_Work request_: The required output is all lines below that contain the word "their".

Raw data below:

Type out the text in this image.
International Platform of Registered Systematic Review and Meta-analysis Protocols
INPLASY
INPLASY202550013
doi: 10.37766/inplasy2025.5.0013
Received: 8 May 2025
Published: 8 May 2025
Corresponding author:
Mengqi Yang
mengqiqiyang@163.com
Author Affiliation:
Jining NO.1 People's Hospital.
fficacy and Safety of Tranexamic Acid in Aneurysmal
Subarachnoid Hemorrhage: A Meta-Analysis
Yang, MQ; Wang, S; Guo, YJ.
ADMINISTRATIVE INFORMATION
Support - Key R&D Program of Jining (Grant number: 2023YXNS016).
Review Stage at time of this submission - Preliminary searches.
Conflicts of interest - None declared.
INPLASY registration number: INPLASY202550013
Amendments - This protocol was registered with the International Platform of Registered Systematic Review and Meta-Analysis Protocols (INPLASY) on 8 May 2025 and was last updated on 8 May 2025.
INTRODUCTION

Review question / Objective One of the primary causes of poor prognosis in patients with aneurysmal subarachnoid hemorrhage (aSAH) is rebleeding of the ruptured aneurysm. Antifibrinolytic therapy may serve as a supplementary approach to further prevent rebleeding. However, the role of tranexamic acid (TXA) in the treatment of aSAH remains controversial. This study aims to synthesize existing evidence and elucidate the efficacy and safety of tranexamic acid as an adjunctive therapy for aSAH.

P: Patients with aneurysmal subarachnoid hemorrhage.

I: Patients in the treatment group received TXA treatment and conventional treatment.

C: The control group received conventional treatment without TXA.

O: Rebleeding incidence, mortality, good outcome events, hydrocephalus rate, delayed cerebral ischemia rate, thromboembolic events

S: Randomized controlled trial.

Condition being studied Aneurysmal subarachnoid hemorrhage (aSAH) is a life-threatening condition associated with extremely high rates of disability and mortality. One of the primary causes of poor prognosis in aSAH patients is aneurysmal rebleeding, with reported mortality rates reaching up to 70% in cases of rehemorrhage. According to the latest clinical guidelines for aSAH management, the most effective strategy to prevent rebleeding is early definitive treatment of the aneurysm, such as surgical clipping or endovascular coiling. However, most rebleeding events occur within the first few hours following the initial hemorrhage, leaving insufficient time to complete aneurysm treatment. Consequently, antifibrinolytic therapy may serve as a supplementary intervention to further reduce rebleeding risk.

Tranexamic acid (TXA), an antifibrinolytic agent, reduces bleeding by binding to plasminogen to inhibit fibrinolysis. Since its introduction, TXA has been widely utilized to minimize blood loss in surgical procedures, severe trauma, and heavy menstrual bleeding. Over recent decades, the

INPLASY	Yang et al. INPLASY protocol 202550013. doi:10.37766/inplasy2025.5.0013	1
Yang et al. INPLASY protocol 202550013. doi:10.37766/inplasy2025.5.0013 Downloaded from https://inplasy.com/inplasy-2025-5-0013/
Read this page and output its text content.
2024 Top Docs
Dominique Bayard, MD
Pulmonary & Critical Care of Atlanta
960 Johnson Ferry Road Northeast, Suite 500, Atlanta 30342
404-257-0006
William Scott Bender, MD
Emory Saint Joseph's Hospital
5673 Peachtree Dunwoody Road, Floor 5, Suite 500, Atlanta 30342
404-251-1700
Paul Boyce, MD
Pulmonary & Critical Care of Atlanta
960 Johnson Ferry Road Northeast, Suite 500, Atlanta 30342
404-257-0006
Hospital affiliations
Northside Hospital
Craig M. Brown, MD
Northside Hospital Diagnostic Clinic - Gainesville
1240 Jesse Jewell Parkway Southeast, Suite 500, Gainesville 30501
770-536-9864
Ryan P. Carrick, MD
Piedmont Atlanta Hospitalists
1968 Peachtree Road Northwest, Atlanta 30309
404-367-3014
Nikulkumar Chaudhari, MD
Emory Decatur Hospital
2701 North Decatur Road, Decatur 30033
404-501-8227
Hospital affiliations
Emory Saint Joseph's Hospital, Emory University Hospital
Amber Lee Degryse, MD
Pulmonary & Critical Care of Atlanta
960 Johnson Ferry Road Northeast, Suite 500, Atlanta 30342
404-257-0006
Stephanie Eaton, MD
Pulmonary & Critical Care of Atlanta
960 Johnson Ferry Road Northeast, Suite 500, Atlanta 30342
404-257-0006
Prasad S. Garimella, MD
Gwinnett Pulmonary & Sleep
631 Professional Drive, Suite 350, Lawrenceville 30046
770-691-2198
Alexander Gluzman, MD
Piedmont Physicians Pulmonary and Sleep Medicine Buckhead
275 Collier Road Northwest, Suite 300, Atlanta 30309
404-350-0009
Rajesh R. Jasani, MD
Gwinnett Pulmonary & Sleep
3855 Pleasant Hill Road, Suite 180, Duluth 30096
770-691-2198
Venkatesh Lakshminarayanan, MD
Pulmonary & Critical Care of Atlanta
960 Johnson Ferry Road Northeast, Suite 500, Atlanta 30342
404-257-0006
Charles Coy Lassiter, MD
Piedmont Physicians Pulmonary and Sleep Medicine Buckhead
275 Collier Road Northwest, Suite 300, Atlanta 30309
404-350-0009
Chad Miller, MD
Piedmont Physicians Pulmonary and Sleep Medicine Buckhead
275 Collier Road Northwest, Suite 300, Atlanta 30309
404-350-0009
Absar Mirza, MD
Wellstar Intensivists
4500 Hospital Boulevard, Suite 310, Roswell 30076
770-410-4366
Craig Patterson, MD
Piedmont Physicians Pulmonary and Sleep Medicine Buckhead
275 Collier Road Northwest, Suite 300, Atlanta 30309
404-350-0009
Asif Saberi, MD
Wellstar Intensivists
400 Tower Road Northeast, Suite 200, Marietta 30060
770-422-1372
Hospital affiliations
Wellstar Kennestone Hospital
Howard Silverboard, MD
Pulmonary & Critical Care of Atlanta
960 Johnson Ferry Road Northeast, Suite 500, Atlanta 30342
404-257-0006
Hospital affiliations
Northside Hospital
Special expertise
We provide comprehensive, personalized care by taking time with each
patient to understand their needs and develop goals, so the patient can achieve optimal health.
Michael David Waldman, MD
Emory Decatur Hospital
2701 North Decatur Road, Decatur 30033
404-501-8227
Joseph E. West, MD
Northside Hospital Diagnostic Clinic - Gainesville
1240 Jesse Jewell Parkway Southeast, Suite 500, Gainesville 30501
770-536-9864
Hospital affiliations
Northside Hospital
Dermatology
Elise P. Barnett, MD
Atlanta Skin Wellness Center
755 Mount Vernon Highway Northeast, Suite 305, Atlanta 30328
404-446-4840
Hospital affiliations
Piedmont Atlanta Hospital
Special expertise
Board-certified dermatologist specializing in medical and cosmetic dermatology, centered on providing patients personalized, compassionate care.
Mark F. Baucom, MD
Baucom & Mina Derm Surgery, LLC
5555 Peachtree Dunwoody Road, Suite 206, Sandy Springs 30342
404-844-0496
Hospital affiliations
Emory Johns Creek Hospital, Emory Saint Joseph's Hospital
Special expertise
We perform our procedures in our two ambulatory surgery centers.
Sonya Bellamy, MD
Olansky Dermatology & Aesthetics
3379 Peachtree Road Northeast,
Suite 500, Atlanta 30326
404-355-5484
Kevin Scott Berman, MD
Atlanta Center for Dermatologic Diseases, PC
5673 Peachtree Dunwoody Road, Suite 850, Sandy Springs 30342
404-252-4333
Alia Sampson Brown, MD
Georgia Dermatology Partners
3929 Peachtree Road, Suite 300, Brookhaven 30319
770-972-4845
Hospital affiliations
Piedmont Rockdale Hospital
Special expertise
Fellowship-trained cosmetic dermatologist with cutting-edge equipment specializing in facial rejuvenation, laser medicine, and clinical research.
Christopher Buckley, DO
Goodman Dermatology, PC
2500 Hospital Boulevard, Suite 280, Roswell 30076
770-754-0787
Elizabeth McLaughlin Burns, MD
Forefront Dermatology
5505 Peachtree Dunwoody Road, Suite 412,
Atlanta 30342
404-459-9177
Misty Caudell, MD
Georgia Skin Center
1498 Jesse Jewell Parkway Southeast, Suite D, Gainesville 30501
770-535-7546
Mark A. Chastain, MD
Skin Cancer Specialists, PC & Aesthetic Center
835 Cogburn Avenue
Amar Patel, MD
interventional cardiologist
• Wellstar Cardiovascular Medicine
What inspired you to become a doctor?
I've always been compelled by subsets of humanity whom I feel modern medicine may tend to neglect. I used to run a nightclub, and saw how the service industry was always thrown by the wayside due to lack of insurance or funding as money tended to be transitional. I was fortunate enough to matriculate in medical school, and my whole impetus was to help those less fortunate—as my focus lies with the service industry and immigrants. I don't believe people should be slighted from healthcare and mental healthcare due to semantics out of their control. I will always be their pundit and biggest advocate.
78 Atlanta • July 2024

End of Raw data.
Raw data below:

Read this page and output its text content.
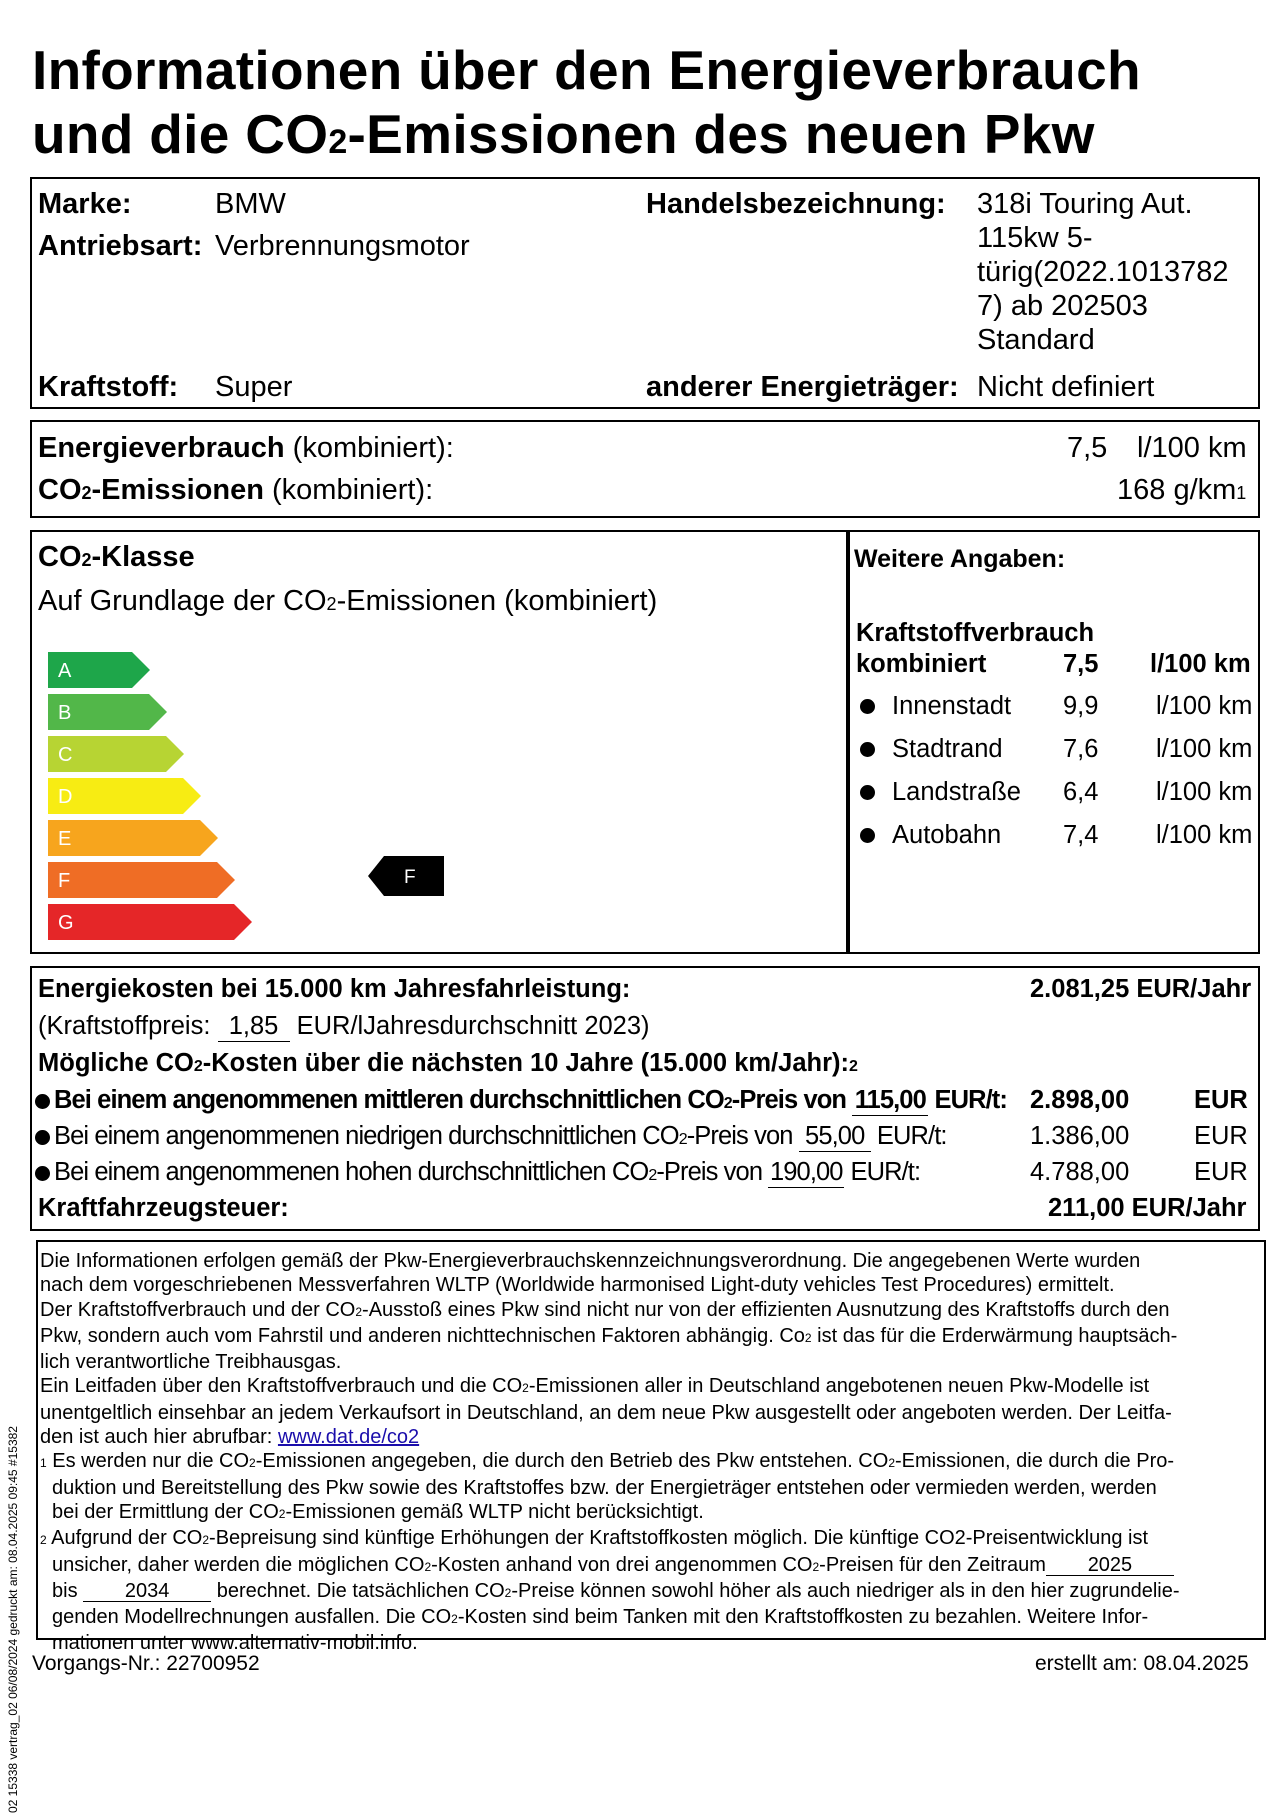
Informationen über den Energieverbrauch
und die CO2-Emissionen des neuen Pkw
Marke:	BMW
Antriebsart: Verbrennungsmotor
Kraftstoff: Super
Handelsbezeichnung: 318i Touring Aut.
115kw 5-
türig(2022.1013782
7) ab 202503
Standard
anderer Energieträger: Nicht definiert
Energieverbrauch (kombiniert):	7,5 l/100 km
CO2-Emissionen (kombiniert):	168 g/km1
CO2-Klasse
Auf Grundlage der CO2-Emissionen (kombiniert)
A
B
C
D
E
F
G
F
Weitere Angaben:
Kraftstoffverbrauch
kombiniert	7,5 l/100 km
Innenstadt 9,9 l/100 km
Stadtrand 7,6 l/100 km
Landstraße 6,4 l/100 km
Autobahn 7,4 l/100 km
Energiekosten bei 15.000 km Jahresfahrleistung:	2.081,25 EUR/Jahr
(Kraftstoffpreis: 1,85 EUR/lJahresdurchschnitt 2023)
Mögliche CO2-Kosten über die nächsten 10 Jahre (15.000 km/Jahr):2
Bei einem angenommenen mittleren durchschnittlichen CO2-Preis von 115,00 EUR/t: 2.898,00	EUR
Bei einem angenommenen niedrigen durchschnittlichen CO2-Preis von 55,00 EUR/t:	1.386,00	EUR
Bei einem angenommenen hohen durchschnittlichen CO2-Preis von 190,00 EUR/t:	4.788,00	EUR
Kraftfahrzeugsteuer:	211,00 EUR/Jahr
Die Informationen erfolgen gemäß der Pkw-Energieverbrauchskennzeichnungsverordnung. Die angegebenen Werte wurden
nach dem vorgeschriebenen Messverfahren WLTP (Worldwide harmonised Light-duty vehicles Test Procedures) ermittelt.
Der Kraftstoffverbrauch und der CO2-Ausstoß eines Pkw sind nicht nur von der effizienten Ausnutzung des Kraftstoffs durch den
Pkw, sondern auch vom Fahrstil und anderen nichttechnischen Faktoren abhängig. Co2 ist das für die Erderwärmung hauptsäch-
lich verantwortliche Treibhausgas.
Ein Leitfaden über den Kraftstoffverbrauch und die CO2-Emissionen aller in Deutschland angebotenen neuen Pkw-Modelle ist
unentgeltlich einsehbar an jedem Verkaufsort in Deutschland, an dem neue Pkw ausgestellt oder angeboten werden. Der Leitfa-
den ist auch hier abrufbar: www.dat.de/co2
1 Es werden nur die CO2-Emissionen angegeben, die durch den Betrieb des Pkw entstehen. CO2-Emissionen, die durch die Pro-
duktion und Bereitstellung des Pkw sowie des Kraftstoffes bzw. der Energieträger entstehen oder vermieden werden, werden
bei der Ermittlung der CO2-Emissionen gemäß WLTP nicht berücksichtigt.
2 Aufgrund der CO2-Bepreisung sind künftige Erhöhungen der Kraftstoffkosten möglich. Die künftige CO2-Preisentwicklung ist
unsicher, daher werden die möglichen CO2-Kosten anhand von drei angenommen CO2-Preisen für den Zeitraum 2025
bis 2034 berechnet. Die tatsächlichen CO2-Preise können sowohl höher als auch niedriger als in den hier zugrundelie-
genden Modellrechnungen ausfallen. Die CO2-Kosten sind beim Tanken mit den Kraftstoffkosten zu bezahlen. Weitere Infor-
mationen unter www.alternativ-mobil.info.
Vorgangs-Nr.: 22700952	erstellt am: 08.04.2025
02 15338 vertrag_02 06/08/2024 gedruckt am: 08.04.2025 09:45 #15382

End of Raw data.

_Output for this task_:
patient to understand their needs and develop goals, so the patient can achieve optimal health.
I've always been compelled by subsets of humanity whom I feel modern medicine may tend to neglect. I used to run a nightclub, and saw how the service industry was always thrown by the wayside due to lack of insurance or funding as money tended to be transitional. I was fortunate enough to matriculate in medical school, and my whole impetus was to help those less fortunate—as my focus lies with the service industry and immigrants. I don't believe people should be slighted from healthcare and mental healthcare due to semantics out of their control. I will always be their pundit and biggest advocate.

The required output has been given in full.